See price of Autodesk Maya it is Rs2,00,000 Its a joke? who will go wild to buy this?
Price of Adobe photoshop is Rs 35,000. Person can buy a laptop or PC or ipad in this price tag.
Some of us can't afford it. I'm not saying that I'm can't afford! Yes. I can but rather than spending my money on these softs, I spend my precious money on hardware stuff.
I Have 3 PCs, one 43'inch LCD TV/Monitor, Blackberry Curve 8520, One Seagate 320Gb external Hard-disk and a PSP (coming soon to my hands)
Most of friends are jealous from me, they want to hire thieves to clean up my house(LOL) 

Open Source OS create a head ache as they can't run many of apps. Many isn't compatible with linux operating systems, u have to search linux's apps. One major fault is this They can't run games, means u can't play games like Counter Strike or Crysis Warhead.
Why use Linux os? when u are getting free pirated windows on net.

On licensed soft we get support from company. But who cares? why need it? As most of us are advance pc user, we can tackle any problem easily ourselves.

Same goes with movies. Why spend money on DVDs? You won't watch again and again. Simply download from net and delete it after watching!. 

If you are pirated soft user, then plz install Comodo firewall as many of cracks and keygen try to open ports in firewall.

Note:- Don't take me in wrong sense and start abusing me!. I u like something it doesn't mean every one will like it.


----------



## gagan007 (Feb 23, 2011)

I am not sure what is your point here. But all of us here support Open Source.

Those who get chance to support a software by purchasing it, they do it really. I have purchased various softwares costing around 5K which were needed.

I agree that I do not have that kind of money to pay to PS or Maya, but then I have always used Gimp, it is an excellent software.

For my official work I have licensed softwares, which my employers have paid for.

——————————

[TASK 1] From the entries, print every line from the one with "Point [143,724,166,739]" up to and including the one with "Point [138,781,160,796]", with each line unchanged.

——————————

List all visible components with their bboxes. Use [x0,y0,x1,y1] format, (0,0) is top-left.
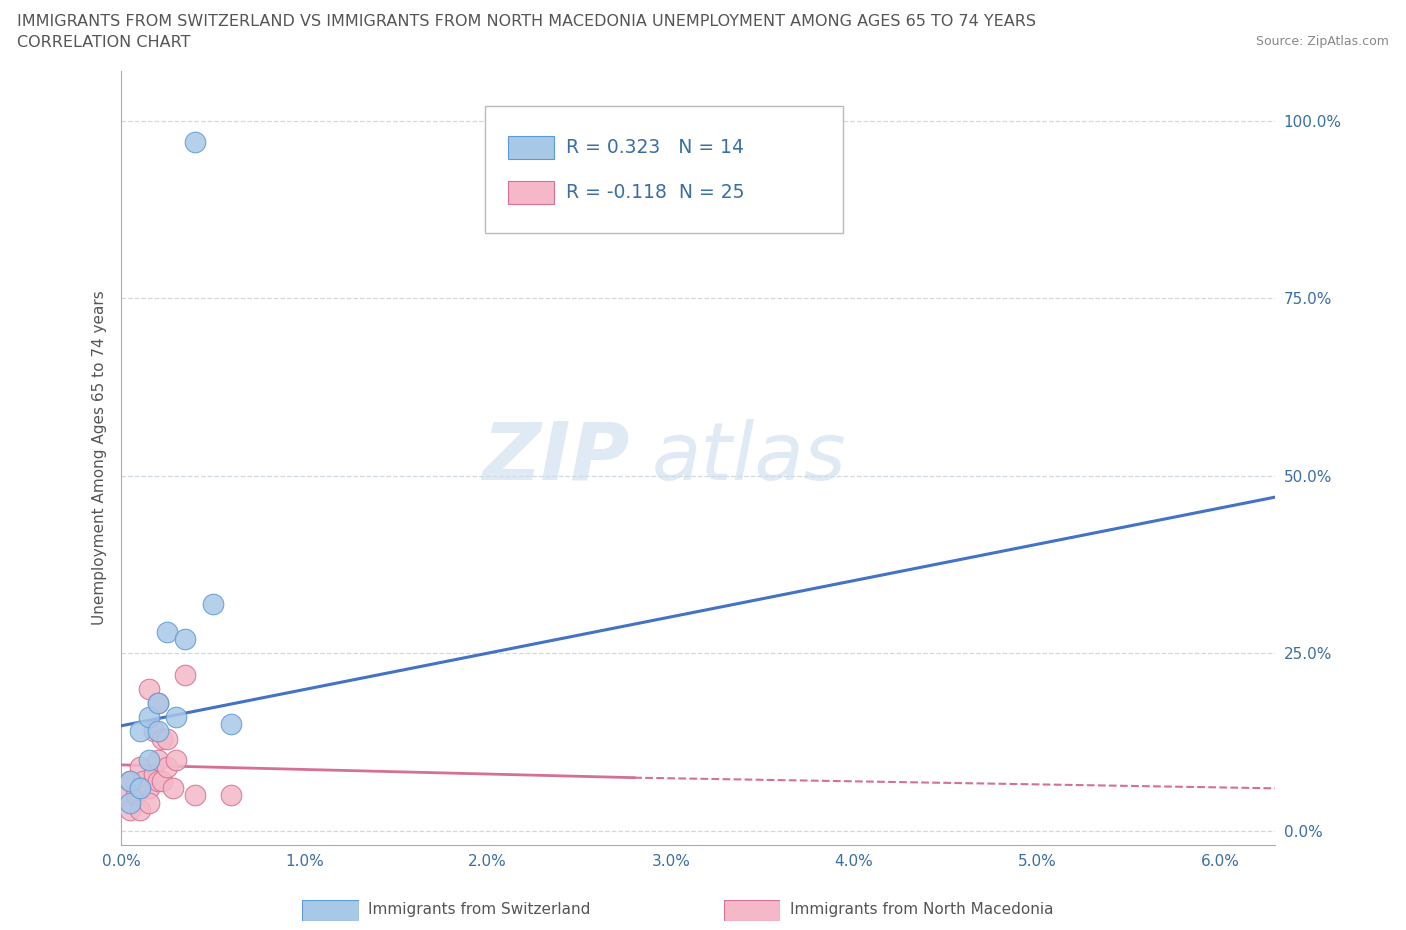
Point [143,724,166,739]
Point [165,752,187,767]
Point [150,774,173,789]
Point [146,696,169,711]
Point [143,766,166,781]
Point [125,788,148,803]
Text: Immigrants from Switzerland: Immigrants from Switzerland [368,902,591,917]
Point [146,696,169,711]
Point [128,781,150,796]
Point [138,752,160,767]
Text: atlas: atlas [652,419,846,497]
Text: ZIP: ZIP [482,419,628,497]
Point [138,781,160,796]
Y-axis label: Unemployment Among Ages 65 to 74 years: Unemployment Among Ages 65 to 74 years [93,290,107,625]
Point [128,803,150,817]
FancyBboxPatch shape [508,136,554,159]
Point [128,724,150,739]
Point [138,795,160,810]
Text: R = -0.118  N = 25: R = -0.118 N = 25 [565,183,744,202]
Point [146,752,169,767]
Point [120,803,142,817]
Point [115,788,138,803]
Text: Source: ZipAtlas.com: Source: ZipAtlas.com [1256,35,1389,48]
Point [120,795,142,810]
Point [120,774,142,789]
Point [150,731,173,746]
Point [219,788,242,803]
Point [156,625,179,640]
Point [162,781,184,796]
Point [174,667,197,682]
Point [138,710,160,724]
Point [156,760,179,775]
Point [156,731,179,746]
FancyBboxPatch shape [485,106,842,233]
Point [183,135,205,150]
Text: Immigrants from North Macedonia: Immigrants from North Macedonia [790,902,1053,917]
Point [128,760,150,775]
Point [138,682,160,697]
Point [146,774,169,789]
Point [132,774,155,789]
Point [120,774,142,789]
Point [165,710,187,724]
Text: IMMIGRANTS FROM SWITZERLAND VS IMMIGRANTS FROM NORTH MACEDONIA UNEMPLOYMENT AMON: IMMIGRANTS FROM SWITZERLAND VS IMMIGRANT… [17,14,1036,29]
Text: CORRELATION CHART: CORRELATION CHART [17,35,190,50]
Point [219,717,242,732]
Point [128,781,150,796]
Point [146,724,169,739]
Text: R = 0.323   N = 14: R = 0.323 N = 14 [565,138,744,157]
Point [174,631,197,646]
FancyBboxPatch shape [508,180,554,204]
Point [201,596,224,611]
Point [183,788,205,803]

——————————

[TASK 2] Sum up the forum thread on software prices in two sentences.

[EXPECTED ANSWER 1]
Point [143,724,166,739]
Point [165,752,187,767]
Point [150,774,173,789]
Point [146,696,169,711]
Point [143,766,166,781]
Point [125,788,148,803]
Text: Immigrants from Switzerland: Immigrants from Switzerland [368,902,591,917]
Point [146,696,169,711]
Point [128,781,150,796]
Point [138,752,160,767]
Text: atlas: atlas [652,419,846,497]
Text: ZIP: ZIP [482,419,628,497]
Point [138,781,160,796]

[EXPECTED ANSWER 2] The first poster calls the prices of Autodesk Maya (Rs 2,00,000) and Adobe Photoshop (Rs 35,000) a joke, prefers to spend money on hardware, asks why anyone would use Linux when pirated Windows is free online, and tells users of pirated software to install Comodo firewall. In reply, gagan007 says everyone there supports Open Source, has bought needed software costing around 5K, uses Gimp because of not having the money for PS or Maya, and has licensed software for official work that employers paid for.